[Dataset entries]
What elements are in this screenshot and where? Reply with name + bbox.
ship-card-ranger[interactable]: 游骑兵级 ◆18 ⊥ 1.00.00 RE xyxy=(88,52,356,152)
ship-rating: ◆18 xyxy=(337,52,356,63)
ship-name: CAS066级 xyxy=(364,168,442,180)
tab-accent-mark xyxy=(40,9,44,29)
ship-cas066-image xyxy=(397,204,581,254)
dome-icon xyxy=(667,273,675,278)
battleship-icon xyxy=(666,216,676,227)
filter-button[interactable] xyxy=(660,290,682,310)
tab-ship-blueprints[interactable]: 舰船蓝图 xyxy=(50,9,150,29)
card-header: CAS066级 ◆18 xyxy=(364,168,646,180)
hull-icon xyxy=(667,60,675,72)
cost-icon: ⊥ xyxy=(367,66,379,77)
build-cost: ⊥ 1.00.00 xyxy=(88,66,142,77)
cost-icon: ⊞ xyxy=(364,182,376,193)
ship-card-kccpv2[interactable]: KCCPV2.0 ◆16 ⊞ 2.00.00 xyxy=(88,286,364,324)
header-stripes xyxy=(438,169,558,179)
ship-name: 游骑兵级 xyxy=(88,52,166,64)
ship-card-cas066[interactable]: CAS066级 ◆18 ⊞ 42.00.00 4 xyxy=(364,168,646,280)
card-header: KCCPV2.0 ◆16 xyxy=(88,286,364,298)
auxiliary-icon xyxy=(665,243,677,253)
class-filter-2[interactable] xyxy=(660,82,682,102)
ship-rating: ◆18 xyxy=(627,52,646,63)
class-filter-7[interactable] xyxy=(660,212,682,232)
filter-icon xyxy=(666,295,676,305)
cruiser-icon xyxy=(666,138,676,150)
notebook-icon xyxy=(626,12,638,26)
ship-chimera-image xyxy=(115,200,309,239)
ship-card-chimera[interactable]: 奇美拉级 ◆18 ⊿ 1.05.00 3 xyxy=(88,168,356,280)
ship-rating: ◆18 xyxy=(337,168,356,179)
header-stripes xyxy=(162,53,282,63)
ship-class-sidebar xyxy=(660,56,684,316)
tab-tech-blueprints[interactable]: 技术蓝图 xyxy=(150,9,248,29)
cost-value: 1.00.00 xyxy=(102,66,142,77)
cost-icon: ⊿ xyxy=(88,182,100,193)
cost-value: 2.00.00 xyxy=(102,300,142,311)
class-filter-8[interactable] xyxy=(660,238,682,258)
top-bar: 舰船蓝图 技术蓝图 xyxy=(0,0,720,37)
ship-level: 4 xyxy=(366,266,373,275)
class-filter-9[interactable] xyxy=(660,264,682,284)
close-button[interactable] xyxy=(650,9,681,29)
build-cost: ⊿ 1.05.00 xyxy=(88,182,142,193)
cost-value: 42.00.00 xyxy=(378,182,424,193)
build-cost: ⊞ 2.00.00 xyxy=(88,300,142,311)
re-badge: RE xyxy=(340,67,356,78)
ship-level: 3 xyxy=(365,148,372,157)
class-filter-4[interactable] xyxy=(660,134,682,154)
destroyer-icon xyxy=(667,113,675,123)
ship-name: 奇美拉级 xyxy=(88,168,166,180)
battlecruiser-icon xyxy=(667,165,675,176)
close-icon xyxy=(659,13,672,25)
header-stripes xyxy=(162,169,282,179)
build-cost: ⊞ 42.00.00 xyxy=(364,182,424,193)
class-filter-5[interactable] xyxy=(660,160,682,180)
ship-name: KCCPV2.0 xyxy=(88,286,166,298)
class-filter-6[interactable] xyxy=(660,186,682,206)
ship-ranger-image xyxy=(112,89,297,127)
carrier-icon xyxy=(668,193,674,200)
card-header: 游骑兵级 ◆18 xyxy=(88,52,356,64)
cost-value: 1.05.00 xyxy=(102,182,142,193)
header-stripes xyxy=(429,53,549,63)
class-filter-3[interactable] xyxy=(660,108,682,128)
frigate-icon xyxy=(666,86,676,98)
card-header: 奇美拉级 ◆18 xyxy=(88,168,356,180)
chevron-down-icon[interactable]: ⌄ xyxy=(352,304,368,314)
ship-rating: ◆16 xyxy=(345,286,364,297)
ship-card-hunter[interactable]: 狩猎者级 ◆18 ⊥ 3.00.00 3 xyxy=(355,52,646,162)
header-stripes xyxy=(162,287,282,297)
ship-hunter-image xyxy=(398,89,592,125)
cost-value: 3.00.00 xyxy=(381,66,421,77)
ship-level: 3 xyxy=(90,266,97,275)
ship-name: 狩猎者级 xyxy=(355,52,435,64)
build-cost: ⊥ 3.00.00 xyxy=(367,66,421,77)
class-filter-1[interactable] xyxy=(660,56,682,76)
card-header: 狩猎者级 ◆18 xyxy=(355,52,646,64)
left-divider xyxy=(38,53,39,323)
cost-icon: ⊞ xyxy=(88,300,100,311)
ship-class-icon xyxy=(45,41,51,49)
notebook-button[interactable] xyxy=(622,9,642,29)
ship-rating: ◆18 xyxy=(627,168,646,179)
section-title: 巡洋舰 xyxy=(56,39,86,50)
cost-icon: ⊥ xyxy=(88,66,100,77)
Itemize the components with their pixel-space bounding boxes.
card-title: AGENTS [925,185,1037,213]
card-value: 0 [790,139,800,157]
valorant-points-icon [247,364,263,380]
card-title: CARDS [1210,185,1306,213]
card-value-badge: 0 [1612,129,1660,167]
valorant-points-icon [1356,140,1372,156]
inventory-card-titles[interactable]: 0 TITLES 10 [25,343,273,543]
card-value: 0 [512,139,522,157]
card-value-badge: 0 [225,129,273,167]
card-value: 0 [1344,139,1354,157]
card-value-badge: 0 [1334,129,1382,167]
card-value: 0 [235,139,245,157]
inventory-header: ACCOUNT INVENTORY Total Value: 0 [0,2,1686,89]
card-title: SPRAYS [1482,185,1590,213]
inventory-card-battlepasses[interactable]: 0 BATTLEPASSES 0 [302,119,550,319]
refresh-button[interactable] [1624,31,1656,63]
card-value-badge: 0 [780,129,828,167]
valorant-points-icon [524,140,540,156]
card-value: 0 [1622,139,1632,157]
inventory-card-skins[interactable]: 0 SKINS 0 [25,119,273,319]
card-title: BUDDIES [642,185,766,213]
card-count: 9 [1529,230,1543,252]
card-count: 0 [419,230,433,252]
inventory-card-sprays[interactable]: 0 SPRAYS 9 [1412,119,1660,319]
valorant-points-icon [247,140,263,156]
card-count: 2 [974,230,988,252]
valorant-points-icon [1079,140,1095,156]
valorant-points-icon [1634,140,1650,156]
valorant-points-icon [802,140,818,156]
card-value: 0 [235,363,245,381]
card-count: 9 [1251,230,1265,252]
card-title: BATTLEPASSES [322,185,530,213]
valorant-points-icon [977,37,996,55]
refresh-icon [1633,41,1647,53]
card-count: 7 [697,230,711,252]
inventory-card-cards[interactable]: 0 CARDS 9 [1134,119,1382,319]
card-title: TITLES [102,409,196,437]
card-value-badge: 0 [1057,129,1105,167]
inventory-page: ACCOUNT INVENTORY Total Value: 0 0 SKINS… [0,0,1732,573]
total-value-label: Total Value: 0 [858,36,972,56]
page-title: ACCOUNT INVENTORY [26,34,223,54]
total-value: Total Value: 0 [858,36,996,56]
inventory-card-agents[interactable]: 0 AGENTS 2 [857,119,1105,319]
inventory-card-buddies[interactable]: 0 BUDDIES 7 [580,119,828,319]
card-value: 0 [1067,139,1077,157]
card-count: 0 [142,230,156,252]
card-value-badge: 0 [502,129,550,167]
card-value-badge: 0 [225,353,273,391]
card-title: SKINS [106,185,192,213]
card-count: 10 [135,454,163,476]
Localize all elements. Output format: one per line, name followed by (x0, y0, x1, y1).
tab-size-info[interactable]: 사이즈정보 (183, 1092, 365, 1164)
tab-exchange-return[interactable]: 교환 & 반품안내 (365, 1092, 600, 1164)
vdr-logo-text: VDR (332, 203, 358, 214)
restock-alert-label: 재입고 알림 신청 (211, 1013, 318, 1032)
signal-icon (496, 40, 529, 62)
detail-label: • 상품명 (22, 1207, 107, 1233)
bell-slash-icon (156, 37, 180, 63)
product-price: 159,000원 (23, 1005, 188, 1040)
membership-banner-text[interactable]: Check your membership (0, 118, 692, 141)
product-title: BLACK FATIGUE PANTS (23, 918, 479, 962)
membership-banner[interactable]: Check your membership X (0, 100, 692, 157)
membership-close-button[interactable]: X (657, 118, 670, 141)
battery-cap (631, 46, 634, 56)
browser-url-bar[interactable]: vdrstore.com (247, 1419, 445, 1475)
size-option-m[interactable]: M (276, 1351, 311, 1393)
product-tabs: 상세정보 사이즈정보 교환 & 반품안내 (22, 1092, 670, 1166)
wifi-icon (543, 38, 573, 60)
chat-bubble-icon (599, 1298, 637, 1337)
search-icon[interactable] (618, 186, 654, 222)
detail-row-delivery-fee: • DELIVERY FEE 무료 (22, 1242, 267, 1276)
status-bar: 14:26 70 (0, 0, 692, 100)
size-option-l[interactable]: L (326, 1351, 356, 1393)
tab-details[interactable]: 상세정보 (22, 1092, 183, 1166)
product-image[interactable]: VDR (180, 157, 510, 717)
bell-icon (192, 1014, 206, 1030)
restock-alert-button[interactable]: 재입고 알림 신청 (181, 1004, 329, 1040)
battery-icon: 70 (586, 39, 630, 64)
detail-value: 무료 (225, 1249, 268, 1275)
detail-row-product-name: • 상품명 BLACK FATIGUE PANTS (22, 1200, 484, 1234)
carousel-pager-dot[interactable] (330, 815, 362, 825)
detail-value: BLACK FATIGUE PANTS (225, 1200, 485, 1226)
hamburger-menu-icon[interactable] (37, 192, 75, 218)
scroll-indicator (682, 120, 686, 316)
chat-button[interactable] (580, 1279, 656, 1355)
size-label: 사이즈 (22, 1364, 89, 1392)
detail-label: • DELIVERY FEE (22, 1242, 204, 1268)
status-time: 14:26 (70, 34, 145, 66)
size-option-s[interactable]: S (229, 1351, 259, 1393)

- Problem details -
Identify each line in the records above that contains the string "notebook", and copy those lines in full.

- In response -
notebook-icon xyxy=(626,12,638,26)
notebook-button[interactable] xyxy=(622,9,642,29)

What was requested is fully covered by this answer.